* **Given entries**:
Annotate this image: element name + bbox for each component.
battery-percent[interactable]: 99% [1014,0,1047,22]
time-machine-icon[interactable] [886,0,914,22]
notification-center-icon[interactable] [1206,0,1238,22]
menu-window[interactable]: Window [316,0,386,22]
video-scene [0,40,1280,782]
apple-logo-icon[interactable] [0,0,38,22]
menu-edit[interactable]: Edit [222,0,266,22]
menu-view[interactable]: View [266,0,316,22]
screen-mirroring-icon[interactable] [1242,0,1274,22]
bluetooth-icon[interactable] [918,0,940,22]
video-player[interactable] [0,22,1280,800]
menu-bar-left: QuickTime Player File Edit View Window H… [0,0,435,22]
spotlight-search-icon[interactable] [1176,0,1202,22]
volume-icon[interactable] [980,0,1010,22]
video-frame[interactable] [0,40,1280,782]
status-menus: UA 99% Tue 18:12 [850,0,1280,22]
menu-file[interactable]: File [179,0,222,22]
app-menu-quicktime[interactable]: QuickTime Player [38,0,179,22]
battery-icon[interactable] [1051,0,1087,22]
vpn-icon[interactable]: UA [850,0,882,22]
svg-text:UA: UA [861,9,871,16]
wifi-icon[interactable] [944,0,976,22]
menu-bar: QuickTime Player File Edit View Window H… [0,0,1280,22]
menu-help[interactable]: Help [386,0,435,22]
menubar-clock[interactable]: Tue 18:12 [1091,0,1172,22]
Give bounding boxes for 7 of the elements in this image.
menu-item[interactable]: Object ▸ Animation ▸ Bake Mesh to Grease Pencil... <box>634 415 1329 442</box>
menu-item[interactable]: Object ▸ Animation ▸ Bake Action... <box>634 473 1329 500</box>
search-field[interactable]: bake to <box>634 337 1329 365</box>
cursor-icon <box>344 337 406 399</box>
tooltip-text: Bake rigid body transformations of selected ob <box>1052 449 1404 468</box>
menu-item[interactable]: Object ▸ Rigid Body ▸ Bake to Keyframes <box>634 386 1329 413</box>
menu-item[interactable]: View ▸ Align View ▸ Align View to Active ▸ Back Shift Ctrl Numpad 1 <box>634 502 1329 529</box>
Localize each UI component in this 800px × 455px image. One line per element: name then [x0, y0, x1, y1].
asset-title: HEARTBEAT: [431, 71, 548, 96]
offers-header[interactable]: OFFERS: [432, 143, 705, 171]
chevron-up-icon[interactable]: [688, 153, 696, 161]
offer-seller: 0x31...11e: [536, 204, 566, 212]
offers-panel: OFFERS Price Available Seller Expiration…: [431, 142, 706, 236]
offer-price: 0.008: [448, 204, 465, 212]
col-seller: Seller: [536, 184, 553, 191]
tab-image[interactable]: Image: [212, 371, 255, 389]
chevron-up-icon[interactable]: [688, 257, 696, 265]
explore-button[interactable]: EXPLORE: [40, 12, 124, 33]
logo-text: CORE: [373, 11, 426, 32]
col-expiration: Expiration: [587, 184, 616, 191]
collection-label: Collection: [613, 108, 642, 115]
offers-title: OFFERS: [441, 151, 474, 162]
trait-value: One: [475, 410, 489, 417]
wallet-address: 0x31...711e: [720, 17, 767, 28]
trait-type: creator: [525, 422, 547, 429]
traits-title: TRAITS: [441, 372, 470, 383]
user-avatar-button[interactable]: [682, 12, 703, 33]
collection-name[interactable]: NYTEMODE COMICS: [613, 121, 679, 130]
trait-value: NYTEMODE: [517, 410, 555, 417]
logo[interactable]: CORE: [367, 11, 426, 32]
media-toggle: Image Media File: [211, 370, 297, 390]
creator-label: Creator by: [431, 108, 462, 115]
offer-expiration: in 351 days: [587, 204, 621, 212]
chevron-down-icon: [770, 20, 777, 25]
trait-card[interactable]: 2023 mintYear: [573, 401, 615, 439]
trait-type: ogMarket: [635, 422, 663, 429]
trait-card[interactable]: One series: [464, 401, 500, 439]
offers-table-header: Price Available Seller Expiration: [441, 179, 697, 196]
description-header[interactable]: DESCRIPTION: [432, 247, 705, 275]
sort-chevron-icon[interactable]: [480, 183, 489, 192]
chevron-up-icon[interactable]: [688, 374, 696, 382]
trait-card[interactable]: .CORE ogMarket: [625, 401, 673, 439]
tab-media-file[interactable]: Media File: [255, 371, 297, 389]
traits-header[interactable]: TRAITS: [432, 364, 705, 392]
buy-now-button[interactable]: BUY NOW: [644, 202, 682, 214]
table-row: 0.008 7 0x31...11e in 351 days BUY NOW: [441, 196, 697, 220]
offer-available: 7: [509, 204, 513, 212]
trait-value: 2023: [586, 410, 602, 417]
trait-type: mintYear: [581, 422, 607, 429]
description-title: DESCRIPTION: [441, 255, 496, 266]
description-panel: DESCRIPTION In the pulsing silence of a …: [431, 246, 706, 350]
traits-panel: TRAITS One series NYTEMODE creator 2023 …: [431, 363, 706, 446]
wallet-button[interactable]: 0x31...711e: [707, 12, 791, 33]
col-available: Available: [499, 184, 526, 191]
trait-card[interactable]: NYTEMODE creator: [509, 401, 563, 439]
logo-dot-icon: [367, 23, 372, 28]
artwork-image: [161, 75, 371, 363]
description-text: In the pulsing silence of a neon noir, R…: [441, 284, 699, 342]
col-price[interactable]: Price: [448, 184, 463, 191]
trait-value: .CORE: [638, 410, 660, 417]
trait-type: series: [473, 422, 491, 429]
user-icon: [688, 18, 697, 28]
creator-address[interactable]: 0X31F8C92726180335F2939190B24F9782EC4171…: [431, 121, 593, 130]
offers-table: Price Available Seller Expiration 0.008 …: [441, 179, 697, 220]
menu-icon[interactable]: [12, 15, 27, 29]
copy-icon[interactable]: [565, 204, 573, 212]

* **Task**:
Arrange every line of the entries above into a Markdown table with the columns Row and Line, numbering each row and skipping blank lines.

* **Result of the task**:
| Row | Line |
|---|---|
| 1 | Annotate this image: element name + bbox for each component. |
| 2 | battery-percent[interactable]: 99% [1014,0,1047,22] |
| 3 | time-machine-icon[interactable] [886,0,914,22] |
| 4 | notification-center-icon[interactable] [1206,0,1238,22] |
| 5 | menu-window[interactable]: Window [316,0,386,22] |
| 6 | video-scene [0,40,1280,782] |
| 7 | apple-logo-icon[interactable] [0,0,38,22] |
| 8 | menu-edit[interactable]: Edit [222,0,266,22] |
| 9 | menu-view[interactable]: View [266,0,316,22] |
| 10 | screen-mirroring-icon[interactable] [1242,0,1274,22] |
| 11 | bluetooth-icon[interactable] [918,0,940,22] |
| 12 | video-player[interactable] [0,22,1280,800] |
| 13 | menu-bar-left: QuickTime Player File Edit View Window H… [0,0,435,22] |
| 14 | spotlight-search-icon[interactable] [1176,0,1202,22] |
| 15 | volume-icon[interactable] [980,0,1010,22] |
| 16 | video-frame[interactable] [0,40,1280,782] |
| 17 | status-menus: UA 99% Tue 18:12 [850,0,1280,22] |
| 18 | menu-file[interactable]: File [179,0,222,22] |
| 19 | app-menu-quicktime[interactable]: QuickTime Player [38,0,179,22] |
| 20 | battery-icon[interactable] [1051,0,1087,22] |
| 21 | vpn-icon[interactable]: UA [850,0,882,22] |
| 22 | svg-text:UA: UA [861,9,871,16] |
| 23 | wifi-icon[interactable] [944,0,976,22] |
| 24 | menu-bar: QuickTime Player File Edit View Window H… [0,0,1280,22] |
| 25 | menu-help[interactable]: Help [386,0,435,22] |
| 26 | menubar-clock[interactable]: Tue 18:12 [1091,0,1172,22] |
| 27 | Give bounding boxes for 7 of the elements in this image. |
| 28 | menu-item[interactable]: Object ▸ Animation ▸ Bake Mesh to Grease Pencil... <box>634 415 1329 442</box> |
| 29 | menu-item[interactable]: Object ▸ Animation ▸ Bake Action... <box>634 473 1329 500</box> |
| 30 | search-field[interactable]: bake to <box>634 337 1329 365</box> |
| 31 | cursor-icon <box>344 337 406 399</box> |
| 32 | tooltip-text: Bake rigid body transformations of selected ob <box>1052 449 1404 468</box> |
| 33 | menu-item[interactable]: Object ▸ Rigid Body ▸ Bake to Keyframes <box>634 386 1329 413</box> |
| 34 | menu-item[interactable]: View ▸ Align View ▸ Align View to Active ▸ Back Shift Ctrl Numpad 1 <box>634 502 1329 529</box> |
| 35 | Localize each UI component in this 800px × 455px image. One line per element: name then [x0, y0, x1, y1]. |
| 36 | asset-title: HEARTBEAT: [431, 71, 548, 96] |
| 37 | offers-header[interactable]: OFFERS: [432, 143, 705, 171] |
| 38 | chevron-up-icon[interactable]: [688, 153, 696, 161] |
| 39 | offer-seller: 0x31...11e: [536, 204, 566, 212] |
| 40 | offers-panel: OFFERS Price Available Seller Expiration…: [431, 142, 706, 236] |
| 41 | offer-price: 0.008: [448, 204, 465, 212] |
| 42 | col-seller: Seller: [536, 184, 553, 191] |
| 43 | tab-image[interactable]: Image: [212, 371, 255, 389] |
| 44 | chevron-up-icon[interactable]: [688, 257, 696, 265] |
| 45 | explore-button[interactable]: EXPLORE: [40, 12, 124, 33] |
| 46 | logo-text: CORE: [373, 11, 426, 32] |
| 47 | col-expiration: Expiration: [587, 184, 616, 191] |
| 48 | collection-label: Collection: [613, 108, 642, 115] |
| 49 | offers-title: OFFERS: [441, 151, 474, 162] |
| 50 | trait-value: One: [475, 410, 489, 417] |
| 51 | wallet-address: 0x31...711e: [720, 17, 767, 28] |
| 52 | trait-type: creator: [525, 422, 547, 429] |
| 53 | traits-title: TRAITS: [441, 372, 470, 383] |
| 54 | user-avatar-button[interactable]: [682, 12, 703, 33] |
| 55 | collection-name[interactable]: NYTEMODE COMICS: [613, 121, 679, 130] |
| 56 | trait-value: NYTEMODE: [517, 410, 555, 417] |
| 57 | logo[interactable]: CORE: [367, 11, 426, 32] |
| 58 | media-toggle: Image Media File: [211, 370, 297, 390] |
| 59 | creator-label: Creator by: [431, 108, 462, 115] |
| 60 | offer-expiration: in 351 days: [587, 204, 621, 212] |
| 61 | chevron-down-icon: [770, 20, 777, 25] |
| 62 | trait-card[interactable]: 2023 mintYear: [573, 401, 615, 439] |
| 63 | trait-type: ogMarket: [635, 422, 663, 429] |
| 64 | trait-card[interactable]: One series: [464, 401, 500, 439] |
| 65 | offers-table-header: Price Available Seller Expiration: [441, 179, 697, 196] |
| 66 | description-header[interactable]: DESCRIPTION: [432, 247, 705, 275] |
| 67 | sort-chevron-icon[interactable]: [480, 183, 489, 192] |
| 68 | chevron-up-icon[interactable]: [688, 374, 696, 382] |
| 69 | trait-card[interactable]: .CORE ogMarket: [625, 401, 673, 439] |
| 70 | tab-media-file[interactable]: Media File: [255, 371, 297, 389] |
| 71 | traits-header[interactable]: TRAITS: [432, 364, 705, 392] |
| 72 | buy-now-button[interactable]: BUY NOW: [644, 202, 682, 214] |
| 73 | table-row: 0.008 7 0x31...11e in 351 days BUY NOW: [441, 196, 697, 220] |
| 74 | offer-available: 7: [509, 204, 513, 212] |
| 75 | trait-value: 2023: [586, 410, 602, 417] |
| 76 | trait-type: mintYear: [581, 422, 607, 429] |
| 77 | description-title: DESCRIPTION: [441, 255, 496, 266] |
| 78 | description-panel: DESCRIPTION In the pulsing silence of a …: [431, 246, 706, 350] |
| 79 | traits-panel: TRAITS One series NYTEMODE creator 2023 …: [431, 363, 706, 446] |
| 80 | wallet-button[interactable]: 0x31...711e: [707, 12, 791, 33] |
| 81 | col-available: Available: [499, 184, 526, 191] |
| 82 | trait-card[interactable]: NYTEMODE creator: [509, 401, 563, 439] |
| 83 | logo-dot-icon: [367, 23, 372, 28] |
| 84 | artwork-image: [161, 75, 371, 363] |
| 85 | description-text: In the pulsing silence of a neon noir, R…: [441, 284, 699, 342] |
| 86 | col-price[interactable]: Price: [448, 184, 463, 191] |
| 87 | trait-value: .CORE: [638, 410, 660, 417] |
| 88 | trait-type: series: [473, 422, 491, 429] |
| 89 | user-icon: [688, 18, 697, 28] |
| 90 | creator-address[interactable]: 0X31F8C92726180335F2939190B24F9782EC4171…: [431, 121, 593, 130] |
| 91 | offers-table: Price Available Seller Expiration 0.008 …: [441, 179, 697, 220] |
| 92 | menu-icon[interactable]: [12, 15, 27, 29] |
| 93 | copy-icon[interactable]: [565, 204, 573, 212] |